THE RECORDS:
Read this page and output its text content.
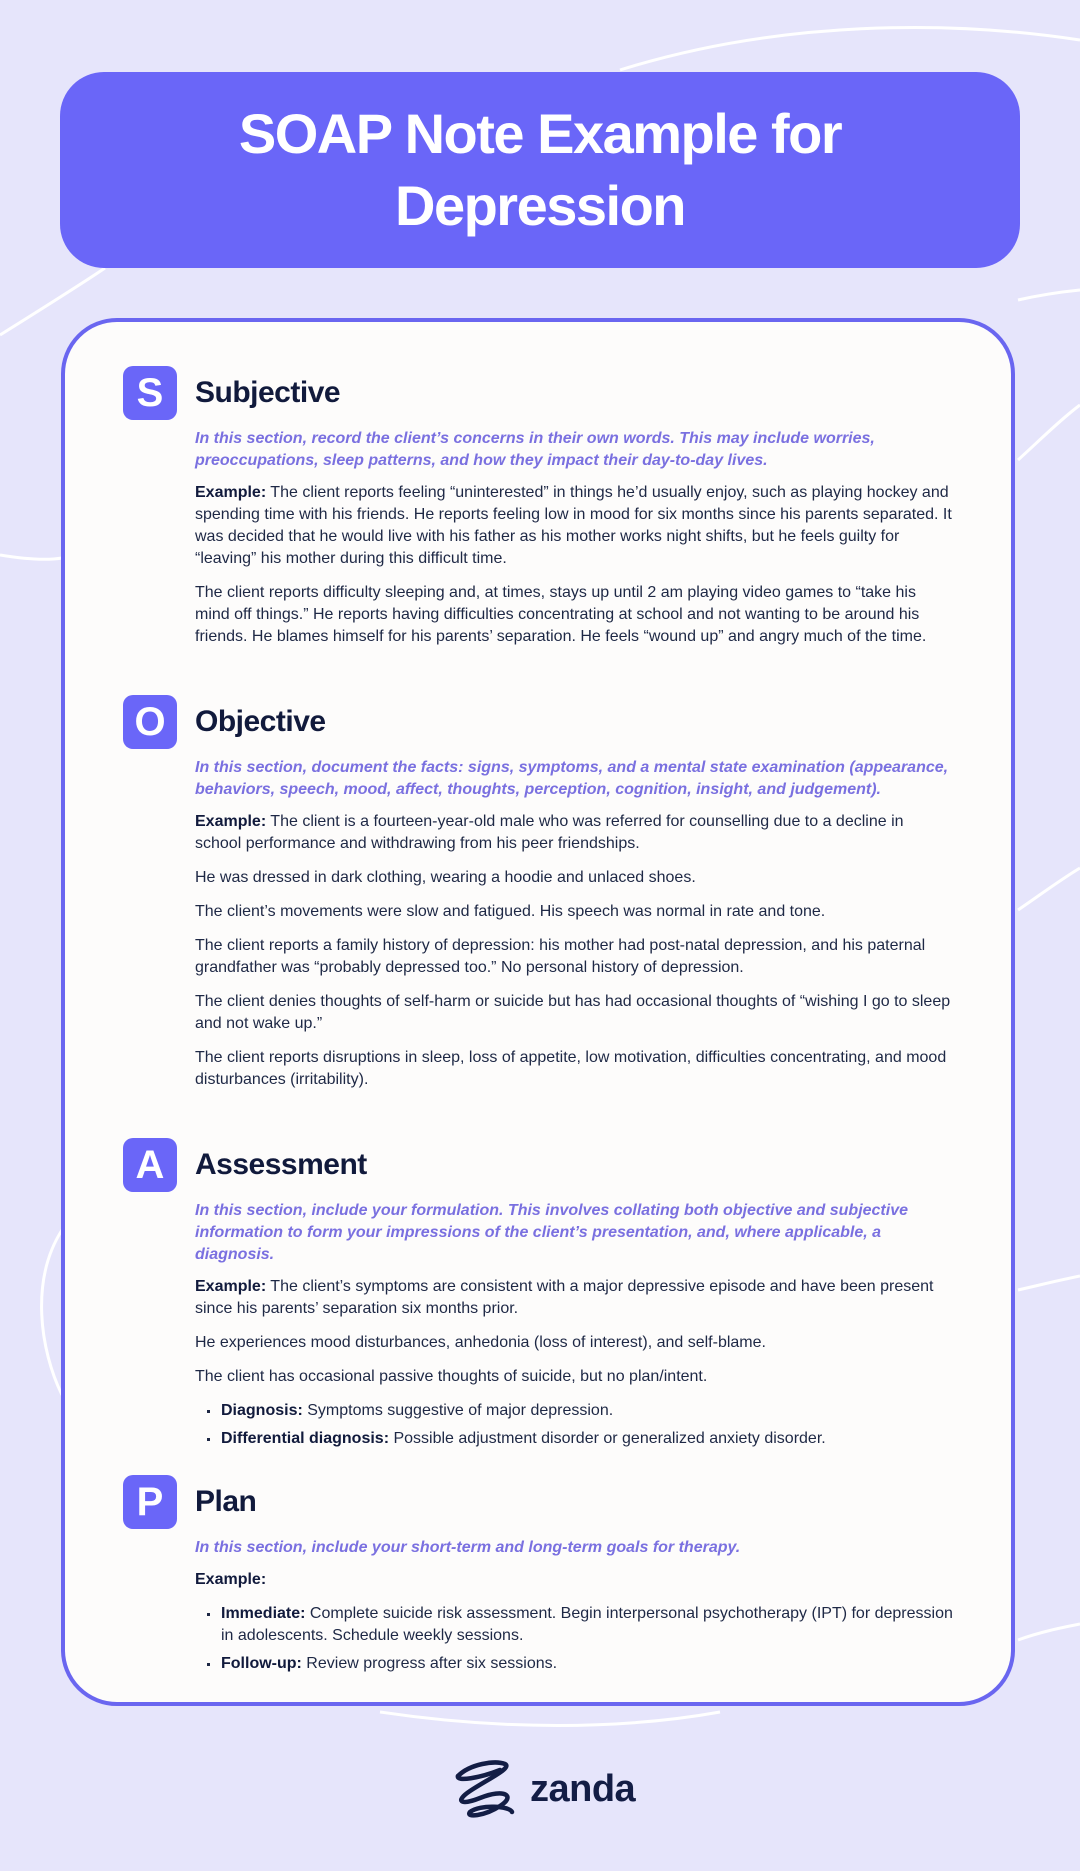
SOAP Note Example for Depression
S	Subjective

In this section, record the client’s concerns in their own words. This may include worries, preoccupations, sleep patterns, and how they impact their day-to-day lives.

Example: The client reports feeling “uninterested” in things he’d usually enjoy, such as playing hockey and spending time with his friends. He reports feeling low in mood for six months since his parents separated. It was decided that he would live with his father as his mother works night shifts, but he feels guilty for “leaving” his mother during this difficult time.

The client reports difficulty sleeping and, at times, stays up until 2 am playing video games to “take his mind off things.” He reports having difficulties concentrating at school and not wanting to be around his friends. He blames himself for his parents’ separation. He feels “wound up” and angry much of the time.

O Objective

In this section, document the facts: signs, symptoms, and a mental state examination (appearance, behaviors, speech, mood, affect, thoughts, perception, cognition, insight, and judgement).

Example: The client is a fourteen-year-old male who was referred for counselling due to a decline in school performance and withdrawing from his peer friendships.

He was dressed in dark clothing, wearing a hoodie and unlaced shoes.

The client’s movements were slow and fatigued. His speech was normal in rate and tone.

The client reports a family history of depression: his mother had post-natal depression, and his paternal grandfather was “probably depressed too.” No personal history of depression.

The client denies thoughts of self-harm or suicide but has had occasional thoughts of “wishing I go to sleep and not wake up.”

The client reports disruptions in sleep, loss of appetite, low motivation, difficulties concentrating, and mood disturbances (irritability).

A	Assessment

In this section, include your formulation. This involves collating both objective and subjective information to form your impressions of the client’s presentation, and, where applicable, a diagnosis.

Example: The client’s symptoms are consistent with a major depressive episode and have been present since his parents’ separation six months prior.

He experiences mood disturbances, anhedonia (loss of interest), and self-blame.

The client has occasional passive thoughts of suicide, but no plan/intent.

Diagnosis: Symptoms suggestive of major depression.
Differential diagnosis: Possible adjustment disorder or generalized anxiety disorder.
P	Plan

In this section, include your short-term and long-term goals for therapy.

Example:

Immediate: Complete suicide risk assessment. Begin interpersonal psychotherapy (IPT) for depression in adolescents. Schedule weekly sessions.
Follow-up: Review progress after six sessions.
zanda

REQUIRED WORK: Copy every entry word for word, but omit the pictures.

TASK OUTPUT:
Read this page and output its text content.
SOAP Note Example for Depression
S	Subjective

In this section, record the client’s concerns in their own words. This may include worries, preoccupations, sleep patterns, and how they impact their day-to-day lives.

Example: The client reports feeling “uninterested” in things he’d usually enjoy, such as playing hockey and spending time with his friends. He reports feeling low in mood for six months since his parents separated. It was decided that he would live with his father as his mother works night shifts, but he feels guilty for “leaving” his mother during this difficult time.

The client reports difficulty sleeping and, at times, stays up until 2 am playing video games to “take his mind off things.” He reports having difficulties concentrating at school and not wanting to be around his friends. He blames himself for his parents’ separation. He feels “wound up” and angry much of the time.

O Objective

In this section, document the facts: signs, symptoms, and a mental state examination (appearance, behaviors, speech, mood, affect, thoughts, perception, cognition, insight, and judgement).

Example: The client is a fourteen-year-old male who was referred for counselling due to a decline in school performance and withdrawing from his peer friendships.

He was dressed in dark clothing, wearing a hoodie and unlaced shoes.

The client’s movements were slow and fatigued. His speech was normal in rate and tone.

The client reports a family history of depression: his mother had post-natal depression, and his paternal grandfather was “probably depressed too.” No personal history of depression.

The client denies thoughts of self-harm or suicide but has had occasional thoughts of “wishing I go to sleep and not wake up.”

The client reports disruptions in sleep, loss of appetite, low motivation, difficulties concentrating, and mood disturbances (irritability).

A	Assessment

In this section, include your formulation. This involves collating both objective and subjective information to form your impressions of the client’s presentation, and, where applicable, a diagnosis.

Example: The client’s symptoms are consistent with a major depressive episode and have been present since his parents’ separation six months prior.

He experiences mood disturbances, anhedonia (loss of interest), and self-blame.

The client has occasional passive thoughts of suicide, but no plan/intent.

Diagnosis: Symptoms suggestive of major depression.
Differential diagnosis: Possible adjustment disorder or generalized anxiety disorder.
P	Plan

In this section, include your short-term and long-term goals for therapy.

Example:

Immediate: Complete suicide risk assessment. Begin interpersonal psychotherapy (IPT) for depression in adolescents. Schedule weekly sessions.
Follow-up: Review progress after six sessions.
zanda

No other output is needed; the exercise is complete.